─── Excerpt provided ───
At the time when phony myths and legends about mediocre theatrical heroes were being created and various medals, awards and titles were being lavishly given left and right, but mostly on the "right", Vruir never received even the most basic of titles. This truly legendary person huddled in a one-room "cell" (one can hardly call his 19 square meter room anything else) with his wife and two children, in a space fully crammed up with household items, many paintings on the walls, on window sills, behind and under beds... It took me a great deal of effort to coax a studio for the great artist; to do that, I had to humiliate myself in front of petty nobodies who had absolute powers and all the possible benefits and privileges.
During my very first visit to the small room where Vruir Galstian used to work, a small still life caught my attention. That painting still possesses its artistic values. It looks a little unusual. A piece of sackcloth sewn together from a few smaller pieces is stretched over an awkwardly made frame; a regular teapot is painted on it. It is all very simple and amazing, deep and wonderful. Perhaps some day this small still life with a teapot will be exhibited two dimensionally in order to demonstrate both the real artistic quality and the author's deepest dedication to art. This truthful and somewhat sentimental episode can become a key to understanding the complex artistic path of Vruir Galstian, who was periodically not recognized, not understood, then recognized and understood, whereas he continued to tackle more complex issues, and this continued all the way to the end of his life. It is important that there was a complete lack of going for effect or originality. It was nothing but the most difficult and painful struggle of self-discovery and unending penetration into the mysteries of painting, into a world that is unique, that never repeats itself, constantly enriches itself and widens the master's dominions.
Vruir did not come into art suddenly and overnight, even though it was difficult later on to imagine him in any other role. Like many children, he first painted for fun, then first signs of "professionalism" and "community work" appear (tattoos that he made for all his neighborhood playmates). I have had the opportunity to see some fantastic "auto-tattoos" on him. He was bored in school, he changed schools as often as he changed girlfriends. His mind was up in the clouds, taking him far, far away from his textbooks and school desks. What hasn't he tried: melioration technical school, agricultural mechanization technical school, mining and metallurgy technical school, special Air Force school... And then, as if by chance, he ended up in preparatory courses at the Phanos Terlemezian fine arts college. This was were he met an outstanding artist and teacher Vahram Gayfejian. This was already fate. Straight away, Vruir was accepted to the second year, which was the first recognition of his outstanding talent. He studied with enthusiasm, but his character didn't change: the entire path leading to his final choice of profession is sprinkled with quests, and not always linked to art.
Many years ago, when I first saw Vruir Galstian's works, I immediately and intuitively felt absolute individuality, a somehow inexplicable creative personality that is amazingly unlike other colleagues. The sources of his art were pure without analogs, whereas many artists, including our famous masters, used to take a long time to explore their path, copy endlessly, try to get away from influences and to find their own face.
─── Supplied material ───
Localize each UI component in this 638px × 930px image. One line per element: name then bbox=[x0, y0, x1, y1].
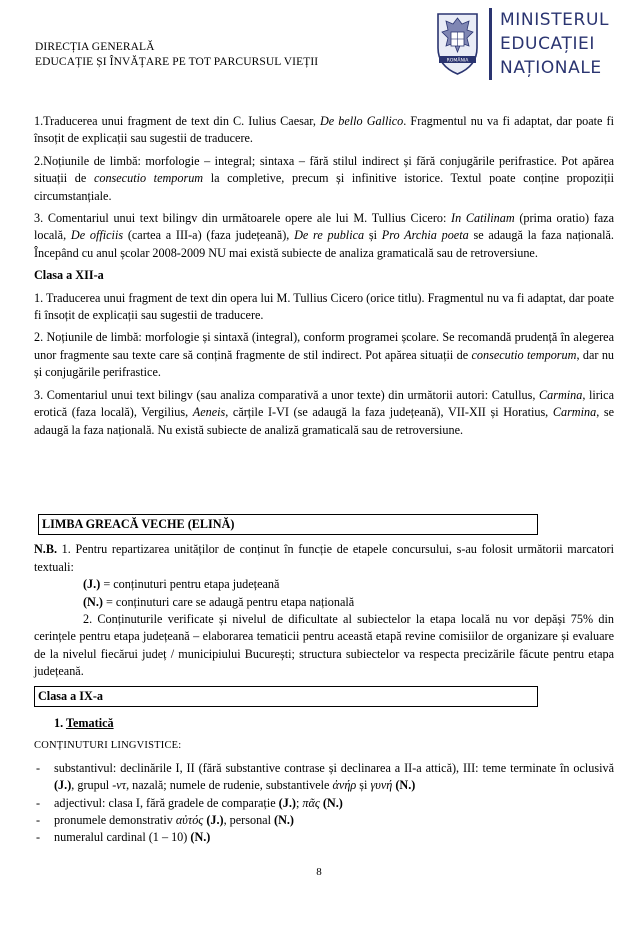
marker: (J.) bbox=[54, 778, 72, 793]
greek-term: γυνή bbox=[370, 778, 393, 793]
text: , personal bbox=[223, 813, 275, 827]
paragraph-3 bbox=[34, 210, 614, 262]
heading-number: 1. bbox=[54, 715, 64, 730]
header-line-2: EDUCAȚIE ȘI ÎNVĂȚARE PE TOT PARCURSUL VIEȚII bbox=[35, 56, 319, 68]
text: 3. Comentariul unui text bilingv (sau analiza comparativă a unor texte) din următorii autori: Catullus, bbox=[34, 387, 539, 402]
dash-icon: - bbox=[36, 760, 41, 775]
text: , dar nu și conjugările perifrastice. bbox=[34, 347, 615, 380]
page-number: 8 bbox=[316, 866, 322, 878]
marker-j-line bbox=[34, 576, 614, 593]
text: 2. Conținuturile verificate și nivelul de dificultate al subiectelor la etapa locală nu vor depăși 75% din cerințele pentru etapa județeană – elaborarea tematicii pentru această etapă revine comisiilor de organizare și evaluare de la nivelul fiecărui județ / municipiului București; structura subiectelor va respecta precizările făcute pentru etapa județeană. bbox=[34, 611, 614, 679]
text: substantivul: declinările I, II (fără substantive contrase și declinarea a II-a attică), III: teme terminate în oclusivă bbox=[54, 760, 614, 775]
greek-term: ἀνήρ bbox=[332, 778, 357, 793]
text: se adaugă la faza națională. Începând cu anul școlar 2008-2009 NU mai există subiecte de analiza gramaticală sau de retroversiune. bbox=[34, 228, 614, 260]
text: , se adaugă la faza națională. Nu există subiecte de analiză gramaticală sau de retroversiune. bbox=[34, 405, 614, 437]
crest-banner-text: ROMÂNIA bbox=[446, 58, 469, 64]
text: , nazală; numele de rudenie, substantivele bbox=[126, 778, 333, 793]
ministry-line-2: EDUCAȚIEI bbox=[500, 34, 596, 54]
heading-clasa-12: Clasa a XII-a bbox=[34, 268, 104, 283]
text: și bbox=[364, 228, 382, 243]
latin-term: consecutio temporum bbox=[93, 171, 204, 186]
greek-term: -ντ bbox=[112, 778, 127, 793]
latin-term: consecutio temporum bbox=[471, 347, 577, 362]
text: adjectivul: clasa I, fără gradele de comparație bbox=[54, 795, 279, 810]
text: și bbox=[356, 778, 371, 793]
heading-label: Tematică bbox=[65, 715, 114, 730]
text: 1. Pentru repartizarea unităților de conținut în funcție de etapele concursului, s-au folosit următorii marcatori textuali: bbox=[34, 542, 614, 574]
document-body bbox=[34, 113, 614, 847]
header-directorate bbox=[35, 40, 318, 70]
text: 1. Traducerea unui fragment de text din opera lui M. Tullius Cicero (orice titlu). Fragmentul nu va fi adaptat, dar poate fi însoțit de explicații sau sugestii de traducere. bbox=[34, 290, 614, 323]
text: 1.Traducerea unui fragment de text din C. Iulius Caesar, bbox=[34, 114, 320, 128]
work-title: Aeneis bbox=[192, 405, 226, 420]
text: . Fragmentul nu va fi adaptat, dar poate fi însoțit de explicații sau sugestii de traducere. bbox=[34, 114, 614, 146]
nb-point-2 bbox=[34, 611, 614, 681]
dash-icon: - bbox=[36, 830, 41, 845]
marker: (N.) bbox=[322, 795, 343, 810]
paragraph-1 bbox=[34, 113, 614, 148]
work-title: Carmina bbox=[552, 405, 597, 420]
list-item bbox=[34, 760, 614, 795]
paragraph-2 bbox=[34, 153, 614, 205]
dash-icon: - bbox=[36, 813, 41, 827]
marker: (J.) bbox=[206, 813, 224, 827]
paragraph-4 bbox=[34, 290, 614, 325]
heading-tematica bbox=[34, 715, 614, 732]
list-item bbox=[34, 829, 614, 846]
header-divider bbox=[489, 8, 492, 80]
ministry-line-3: NAȚIONALE bbox=[500, 58, 602, 78]
nb-label: N.B. bbox=[34, 542, 58, 557]
text: 3. Comentariul unui text bilingv din următoarele opere ale lui M. Tullius Cicero: bbox=[34, 211, 452, 226]
dash-icon: - bbox=[36, 795, 41, 810]
marker-n-line bbox=[34, 594, 614, 611]
paragraph-6 bbox=[34, 387, 614, 439]
work-title: Carmina bbox=[538, 387, 583, 402]
text: 2. Noțiunile de limbă: morfologie și sintaxă (integral), conform programei școlare. Se recomandă prudență în alegerea unor fragmente sau texte care să conțină fragmente de stil indirect. Pot apărea situații de bbox=[34, 330, 614, 362]
heading-clasa-9: Clasa a IX-a bbox=[34, 686, 538, 707]
marker: (J.) bbox=[278, 795, 296, 810]
greek-term: πᾶς bbox=[302, 795, 320, 810]
paragraph-5 bbox=[34, 329, 614, 381]
text: (cartea a III-a) (faza județeană), bbox=[123, 228, 295, 243]
text: numeralul cardinal (1 – 10) bbox=[54, 830, 191, 845]
ministry-logo-text bbox=[500, 8, 609, 80]
work-title: De officiis bbox=[70, 228, 124, 243]
work-title: Pro Archia poeta bbox=[381, 228, 469, 243]
marker: (N.) bbox=[274, 813, 294, 827]
continuturi-label: CONȚINUTURI LINGVISTICE: bbox=[34, 740, 182, 752]
text: , lirica erotică (faza locală), Vergilius, bbox=[34, 387, 614, 420]
text: , grupul bbox=[71, 778, 113, 793]
spacer bbox=[34, 444, 614, 514]
list-item bbox=[34, 812, 614, 829]
header-line-1: DIRECȚIA GENERALĂ bbox=[35, 41, 155, 53]
content-list bbox=[34, 760, 614, 847]
marker-n: (N.) bbox=[83, 594, 103, 609]
text: ; bbox=[295, 795, 303, 810]
marker: (N.) bbox=[395, 778, 416, 793]
work-title: De bello Gallico bbox=[319, 114, 404, 128]
work-title: De re publica bbox=[294, 228, 365, 243]
nb-paragraph bbox=[34, 541, 614, 576]
coat-of-arms-logo bbox=[430, 8, 485, 76]
text: (prima oratio) faza locală, bbox=[34, 211, 614, 243]
text: , cărțile I-VI (se adaugă la faza județeană), VII-XII și Horatius, bbox=[225, 405, 553, 420]
text: = conținuturi pentru etapa județeană bbox=[100, 577, 280, 592]
ministry-line-1: MINISTERUL bbox=[500, 10, 610, 30]
work-title: In Catilinam bbox=[451, 211, 515, 226]
text: 2.Noțiunile de limbă: morfologie – integral; sintaxa – fără stilul indirect și fără conjugările perifrastice. Pot apărea situații de bbox=[34, 153, 614, 186]
marker-j: (J.) bbox=[83, 577, 101, 592]
text: la completive, precum și infinitive istorice. Textul poate conține propoziții circumstanțiale. bbox=[34, 171, 615, 203]
section-title-greek: LIMBA GREACĂ VECHE (ELINĂ) bbox=[38, 514, 538, 535]
greek-term: αὐτός bbox=[175, 813, 204, 827]
text: pronumele demonstrativ bbox=[54, 813, 176, 827]
list-item bbox=[34, 795, 614, 812]
text: = conținuturi care se adaugă pentru etapa națională bbox=[102, 594, 355, 609]
marker: (N.) bbox=[190, 830, 211, 845]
───
To be done:
1. Summarize the text about Vruir Galstian in three sentences.
2. Decide whether each statement agrees with the text about Vruir Galstian, answering yes or no and quoting the words of the text that settle it: (a) Vruir was accepted directly into the second year of the fine arts college. (b) The small still life showed a vase of flowers. (c) Vruir enjoyed school and seldom changed schools.
3. In the text about Vruir Galstian, repeat word for word the passage starting at "At the time" and ending at "benefits and privileges.".

Completed exercise:
1. Vruir Galstian never received even a basic title and lived with his wife and two children in a crowded 19 square meter room. Bored in school, he moved through several technical schools before ending up in preparatory courses at the Phanos Terlemezian fine arts college, where he met Vahram Gayfejian and was accepted straight into the second year. His works showed an absolute individuality, and his art came from pure sources without analogs.

2.
(a) Yes: "Straight away, Vruir was accepted to the second year"
(b) No: "a regular teapot is painted on it"
(c) No: "He was bored in school, he changed schools as often as he changed girlfriends."

3.
At the time when phony myths and legends about mediocre theatrical heroes were being created and various medals, awards and titles were being lavishly given left and right, but mostly on the "right", Vruir never received even the most basic of titles. This truly legendary person huddled in a one-room "cell" (one can hardly call his 19 square meter room anything else) with his wife and two children, in a space fully crammed up with household items, many paintings on the walls, on window sills, behind and under beds... It took me a great deal of effort to coax a studio for the great artist; to do that, I had to humiliate myself in front of petty nobodies who had absolute powers and all the possible benefits and privileges.